> Instructions for the task: Collect all lines containing the word "name" from the data.
───
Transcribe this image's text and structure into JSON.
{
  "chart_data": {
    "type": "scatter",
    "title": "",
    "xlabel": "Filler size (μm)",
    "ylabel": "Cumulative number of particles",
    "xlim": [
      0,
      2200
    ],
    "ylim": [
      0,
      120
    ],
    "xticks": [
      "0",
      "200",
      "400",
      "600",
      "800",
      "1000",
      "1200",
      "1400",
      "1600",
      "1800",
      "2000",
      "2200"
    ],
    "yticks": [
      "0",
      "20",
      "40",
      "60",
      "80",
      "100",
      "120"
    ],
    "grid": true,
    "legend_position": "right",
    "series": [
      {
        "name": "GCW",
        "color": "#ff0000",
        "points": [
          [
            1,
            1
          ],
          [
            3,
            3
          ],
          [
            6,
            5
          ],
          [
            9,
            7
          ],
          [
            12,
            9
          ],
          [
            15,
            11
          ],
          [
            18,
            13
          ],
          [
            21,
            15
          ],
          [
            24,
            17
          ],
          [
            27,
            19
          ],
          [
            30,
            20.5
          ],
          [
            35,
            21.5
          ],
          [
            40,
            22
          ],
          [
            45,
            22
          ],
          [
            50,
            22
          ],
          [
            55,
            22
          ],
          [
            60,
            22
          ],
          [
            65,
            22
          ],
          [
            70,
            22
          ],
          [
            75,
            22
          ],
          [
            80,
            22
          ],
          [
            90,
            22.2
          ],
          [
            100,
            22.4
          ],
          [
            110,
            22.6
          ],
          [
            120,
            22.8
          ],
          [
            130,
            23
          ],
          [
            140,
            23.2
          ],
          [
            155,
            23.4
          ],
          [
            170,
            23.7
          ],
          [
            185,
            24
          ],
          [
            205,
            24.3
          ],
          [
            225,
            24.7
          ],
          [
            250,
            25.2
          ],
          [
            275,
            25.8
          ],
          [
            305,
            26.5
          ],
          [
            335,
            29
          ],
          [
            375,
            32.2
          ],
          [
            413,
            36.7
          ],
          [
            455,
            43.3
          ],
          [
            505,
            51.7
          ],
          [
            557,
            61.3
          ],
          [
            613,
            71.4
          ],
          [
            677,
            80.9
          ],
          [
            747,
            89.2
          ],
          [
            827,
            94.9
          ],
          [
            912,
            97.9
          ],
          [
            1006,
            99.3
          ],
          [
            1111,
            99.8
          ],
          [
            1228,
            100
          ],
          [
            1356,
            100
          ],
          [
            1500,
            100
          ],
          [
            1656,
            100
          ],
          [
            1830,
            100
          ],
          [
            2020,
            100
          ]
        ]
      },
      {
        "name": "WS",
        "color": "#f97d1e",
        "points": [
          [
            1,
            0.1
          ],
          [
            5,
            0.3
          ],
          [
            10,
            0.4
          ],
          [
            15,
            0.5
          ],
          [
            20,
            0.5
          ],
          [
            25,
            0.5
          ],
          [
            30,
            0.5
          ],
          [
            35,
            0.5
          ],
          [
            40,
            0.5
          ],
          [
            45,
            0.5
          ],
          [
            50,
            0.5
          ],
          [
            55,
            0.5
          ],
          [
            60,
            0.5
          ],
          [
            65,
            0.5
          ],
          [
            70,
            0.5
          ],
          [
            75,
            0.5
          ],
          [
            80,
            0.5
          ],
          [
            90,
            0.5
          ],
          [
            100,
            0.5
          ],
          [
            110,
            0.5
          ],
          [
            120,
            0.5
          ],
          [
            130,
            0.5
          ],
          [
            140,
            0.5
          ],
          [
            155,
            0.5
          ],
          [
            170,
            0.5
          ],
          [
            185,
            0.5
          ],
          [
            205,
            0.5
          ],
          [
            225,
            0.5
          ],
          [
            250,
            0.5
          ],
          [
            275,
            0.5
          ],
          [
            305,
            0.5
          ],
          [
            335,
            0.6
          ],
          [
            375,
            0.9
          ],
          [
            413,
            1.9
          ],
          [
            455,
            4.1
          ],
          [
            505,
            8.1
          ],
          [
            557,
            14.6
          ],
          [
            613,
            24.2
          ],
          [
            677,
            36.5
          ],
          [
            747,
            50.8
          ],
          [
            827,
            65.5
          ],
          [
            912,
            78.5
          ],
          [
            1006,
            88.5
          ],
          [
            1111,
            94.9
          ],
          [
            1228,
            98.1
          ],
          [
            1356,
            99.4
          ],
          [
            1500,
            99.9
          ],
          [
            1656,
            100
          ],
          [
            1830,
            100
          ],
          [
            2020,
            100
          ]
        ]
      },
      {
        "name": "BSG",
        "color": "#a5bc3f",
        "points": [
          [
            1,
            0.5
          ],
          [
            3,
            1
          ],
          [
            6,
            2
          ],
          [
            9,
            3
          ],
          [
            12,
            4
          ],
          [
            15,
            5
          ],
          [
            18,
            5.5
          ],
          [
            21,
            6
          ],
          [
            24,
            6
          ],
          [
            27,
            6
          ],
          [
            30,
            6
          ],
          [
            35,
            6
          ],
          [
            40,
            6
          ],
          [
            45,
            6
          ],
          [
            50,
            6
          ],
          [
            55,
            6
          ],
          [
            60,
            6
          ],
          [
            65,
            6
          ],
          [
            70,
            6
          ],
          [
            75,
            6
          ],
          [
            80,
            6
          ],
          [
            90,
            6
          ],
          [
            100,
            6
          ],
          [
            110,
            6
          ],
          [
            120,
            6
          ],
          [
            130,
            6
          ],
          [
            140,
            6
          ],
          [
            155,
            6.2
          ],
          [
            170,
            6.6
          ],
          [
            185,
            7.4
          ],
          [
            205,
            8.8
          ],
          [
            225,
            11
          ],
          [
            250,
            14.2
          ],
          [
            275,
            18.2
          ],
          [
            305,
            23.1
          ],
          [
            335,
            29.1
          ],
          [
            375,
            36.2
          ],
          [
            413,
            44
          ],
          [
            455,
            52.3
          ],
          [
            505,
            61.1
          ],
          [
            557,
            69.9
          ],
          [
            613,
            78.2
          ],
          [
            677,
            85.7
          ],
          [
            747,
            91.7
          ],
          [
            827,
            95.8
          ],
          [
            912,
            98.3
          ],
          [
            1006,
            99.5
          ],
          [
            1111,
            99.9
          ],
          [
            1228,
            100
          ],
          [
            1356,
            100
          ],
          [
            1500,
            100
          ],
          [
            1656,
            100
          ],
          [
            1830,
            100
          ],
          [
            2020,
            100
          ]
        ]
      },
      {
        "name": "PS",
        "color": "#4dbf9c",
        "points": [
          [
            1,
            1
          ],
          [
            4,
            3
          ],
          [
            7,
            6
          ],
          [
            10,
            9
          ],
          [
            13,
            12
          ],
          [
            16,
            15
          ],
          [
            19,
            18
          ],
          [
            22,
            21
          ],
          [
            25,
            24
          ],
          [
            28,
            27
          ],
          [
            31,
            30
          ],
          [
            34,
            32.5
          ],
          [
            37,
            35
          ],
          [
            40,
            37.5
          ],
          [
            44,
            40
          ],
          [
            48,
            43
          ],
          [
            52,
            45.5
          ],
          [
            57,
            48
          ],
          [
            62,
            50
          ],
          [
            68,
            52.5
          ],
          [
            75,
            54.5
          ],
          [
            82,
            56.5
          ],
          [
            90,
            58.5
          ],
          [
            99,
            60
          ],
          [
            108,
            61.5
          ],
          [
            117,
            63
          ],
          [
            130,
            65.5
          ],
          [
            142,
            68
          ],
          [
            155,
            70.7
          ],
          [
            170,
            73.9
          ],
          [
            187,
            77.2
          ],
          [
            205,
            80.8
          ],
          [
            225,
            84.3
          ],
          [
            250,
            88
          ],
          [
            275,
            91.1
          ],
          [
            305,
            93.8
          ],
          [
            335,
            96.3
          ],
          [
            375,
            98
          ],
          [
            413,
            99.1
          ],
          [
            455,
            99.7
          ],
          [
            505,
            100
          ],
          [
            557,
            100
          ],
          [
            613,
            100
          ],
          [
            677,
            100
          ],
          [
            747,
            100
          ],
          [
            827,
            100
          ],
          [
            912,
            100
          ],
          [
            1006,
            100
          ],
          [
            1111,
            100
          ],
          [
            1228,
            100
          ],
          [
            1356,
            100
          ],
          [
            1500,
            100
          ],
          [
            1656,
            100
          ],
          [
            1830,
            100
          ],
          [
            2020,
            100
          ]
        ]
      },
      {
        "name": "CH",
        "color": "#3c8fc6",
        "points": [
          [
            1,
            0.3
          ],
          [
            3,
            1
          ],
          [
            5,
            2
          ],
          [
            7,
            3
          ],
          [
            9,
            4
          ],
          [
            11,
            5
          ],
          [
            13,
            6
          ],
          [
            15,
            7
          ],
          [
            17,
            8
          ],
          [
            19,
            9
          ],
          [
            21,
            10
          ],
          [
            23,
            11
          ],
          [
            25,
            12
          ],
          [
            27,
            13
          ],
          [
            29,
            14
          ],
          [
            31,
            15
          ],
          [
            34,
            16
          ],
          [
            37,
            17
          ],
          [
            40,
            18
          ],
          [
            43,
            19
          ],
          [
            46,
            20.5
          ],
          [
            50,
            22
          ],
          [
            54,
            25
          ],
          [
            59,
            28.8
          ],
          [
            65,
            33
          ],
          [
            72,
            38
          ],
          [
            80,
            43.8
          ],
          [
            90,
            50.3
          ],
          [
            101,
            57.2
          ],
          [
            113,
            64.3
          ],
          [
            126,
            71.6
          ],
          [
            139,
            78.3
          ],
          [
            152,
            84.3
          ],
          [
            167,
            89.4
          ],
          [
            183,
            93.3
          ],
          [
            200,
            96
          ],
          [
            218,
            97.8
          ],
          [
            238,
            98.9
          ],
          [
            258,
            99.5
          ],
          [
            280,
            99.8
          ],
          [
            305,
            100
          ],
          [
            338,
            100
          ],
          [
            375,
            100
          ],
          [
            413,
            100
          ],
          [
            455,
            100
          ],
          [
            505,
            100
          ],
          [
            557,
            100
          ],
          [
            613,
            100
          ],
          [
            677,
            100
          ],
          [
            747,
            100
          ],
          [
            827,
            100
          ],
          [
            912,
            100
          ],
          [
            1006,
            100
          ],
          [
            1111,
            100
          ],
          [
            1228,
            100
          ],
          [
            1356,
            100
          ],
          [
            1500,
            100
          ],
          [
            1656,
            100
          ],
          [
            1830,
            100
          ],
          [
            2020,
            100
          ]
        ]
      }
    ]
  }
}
───
> Complete answer:
        "name": "GCW",
        "name": "WS",
        "name": "BSG",
        "name": "PS",
        "name": "CH",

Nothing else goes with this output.